━━━ EXTRACTED INFORMATION
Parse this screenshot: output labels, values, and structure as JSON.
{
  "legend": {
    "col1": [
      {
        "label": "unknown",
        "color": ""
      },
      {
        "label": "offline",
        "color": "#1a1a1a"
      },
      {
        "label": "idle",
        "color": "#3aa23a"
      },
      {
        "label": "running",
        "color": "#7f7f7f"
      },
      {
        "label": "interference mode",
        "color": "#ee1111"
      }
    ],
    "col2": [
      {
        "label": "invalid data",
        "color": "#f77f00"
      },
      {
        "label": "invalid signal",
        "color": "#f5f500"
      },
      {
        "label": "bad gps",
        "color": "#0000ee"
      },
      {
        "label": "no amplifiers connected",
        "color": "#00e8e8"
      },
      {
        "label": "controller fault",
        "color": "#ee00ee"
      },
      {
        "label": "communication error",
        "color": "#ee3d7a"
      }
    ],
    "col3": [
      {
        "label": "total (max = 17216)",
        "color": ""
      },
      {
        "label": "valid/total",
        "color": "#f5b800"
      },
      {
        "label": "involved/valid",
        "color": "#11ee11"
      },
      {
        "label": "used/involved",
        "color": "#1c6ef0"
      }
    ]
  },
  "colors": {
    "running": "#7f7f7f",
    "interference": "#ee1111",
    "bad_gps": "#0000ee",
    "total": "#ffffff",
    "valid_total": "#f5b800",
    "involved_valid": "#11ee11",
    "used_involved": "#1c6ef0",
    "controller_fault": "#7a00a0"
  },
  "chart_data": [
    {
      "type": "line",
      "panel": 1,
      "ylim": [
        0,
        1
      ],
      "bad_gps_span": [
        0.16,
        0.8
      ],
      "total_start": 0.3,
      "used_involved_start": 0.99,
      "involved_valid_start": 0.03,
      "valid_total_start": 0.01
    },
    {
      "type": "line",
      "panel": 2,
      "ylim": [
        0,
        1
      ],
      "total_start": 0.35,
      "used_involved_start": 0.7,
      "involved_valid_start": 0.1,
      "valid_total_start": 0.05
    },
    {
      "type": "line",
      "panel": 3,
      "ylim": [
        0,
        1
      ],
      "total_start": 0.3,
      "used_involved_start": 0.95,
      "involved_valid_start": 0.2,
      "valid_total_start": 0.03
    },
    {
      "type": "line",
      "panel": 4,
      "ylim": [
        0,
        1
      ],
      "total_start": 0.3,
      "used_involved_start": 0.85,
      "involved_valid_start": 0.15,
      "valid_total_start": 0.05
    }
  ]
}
━━━━━━
Copy out each record, keeping every word as it is.

RESULT FOR THIS TASK:
Parse this screenshot: output labels, values, and structure as JSON.
{
  "legend": {
    "col1": [
      {
        "label": "unknown",
        "color": ""
      },
      {
        "label": "offline",
        "color": "#1a1a1a"
      },
      {
        "label": "idle",
        "color": "#3aa23a"
      },
      {
        "label": "running",
        "color": "#7f7f7f"
      },
      {
        "label": "interference mode",
        "color": "#ee1111"
      }
    ],
    "col2": [
      {
        "label": "invalid data",
        "color": "#f77f00"
      },
      {
        "label": "invalid signal",
        "color": "#f5f500"
      },
      {
        "label": "bad gps",
        "color": "#0000ee"
      },
      {
        "label": "no amplifiers connected",
        "color": "#00e8e8"
      },
      {
        "label": "controller fault",
        "color": "#ee00ee"
      },
      {
        "label": "communication error",
        "color": "#ee3d7a"
      }
    ],
    "col3": [
      {
        "label": "total (max = 17216)",
        "color": ""
      },
      {
        "label": "valid/total",
        "color": "#f5b800"
      },
      {
        "label": "involved/valid",
        "color": "#11ee11"
      },
      {
        "label": "used/involved",
        "color": "#1c6ef0"
      }
    ]
  },
  "colors": {
    "running": "#7f7f7f",
    "interference": "#ee1111",
    "bad_gps": "#0000ee",
    "total": "#ffffff",
    "valid_total": "#f5b800",
    "involved_valid": "#11ee11",
    "used_involved": "#1c6ef0",
    "controller_fault": "#7a00a0"
  },
  "chart_data": [
    {
      "type": "line",
      "panel": 1,
      "ylim": [
        0,
        1
      ],
      "bad_gps_span": [
        0.16,
        0.8
      ],
      "total_start": 0.3,
      "used_involved_start": 0.99,
      "involved_valid_start": 0.03,
      "valid_total_start": 0.01
    },
    {
      "type": "line",
      "panel": 2,
      "ylim": [
        0,
        1
      ],
      "total_start": 0.35,
      "used_involved_start": 0.7,
      "involved_valid_start": 0.1,
      "valid_total_start": 0.05
    },
    {
      "type": "line",
      "panel": 3,
      "ylim": [
        0,
        1
      ],
      "total_start": 0.3,
      "used_involved_start": 0.95,
      "involved_valid_start": 0.2,
      "valid_total_start": 0.03
    },
    {
      "type": "line",
      "panel": 4,
      "ylim": [
        0,
        1
      ],
      "total_start": 0.3,
      "used_involved_start": 0.85,
      "involved_valid_start": 0.15,
      "valid_total_start": 0.05
    }
  ]
}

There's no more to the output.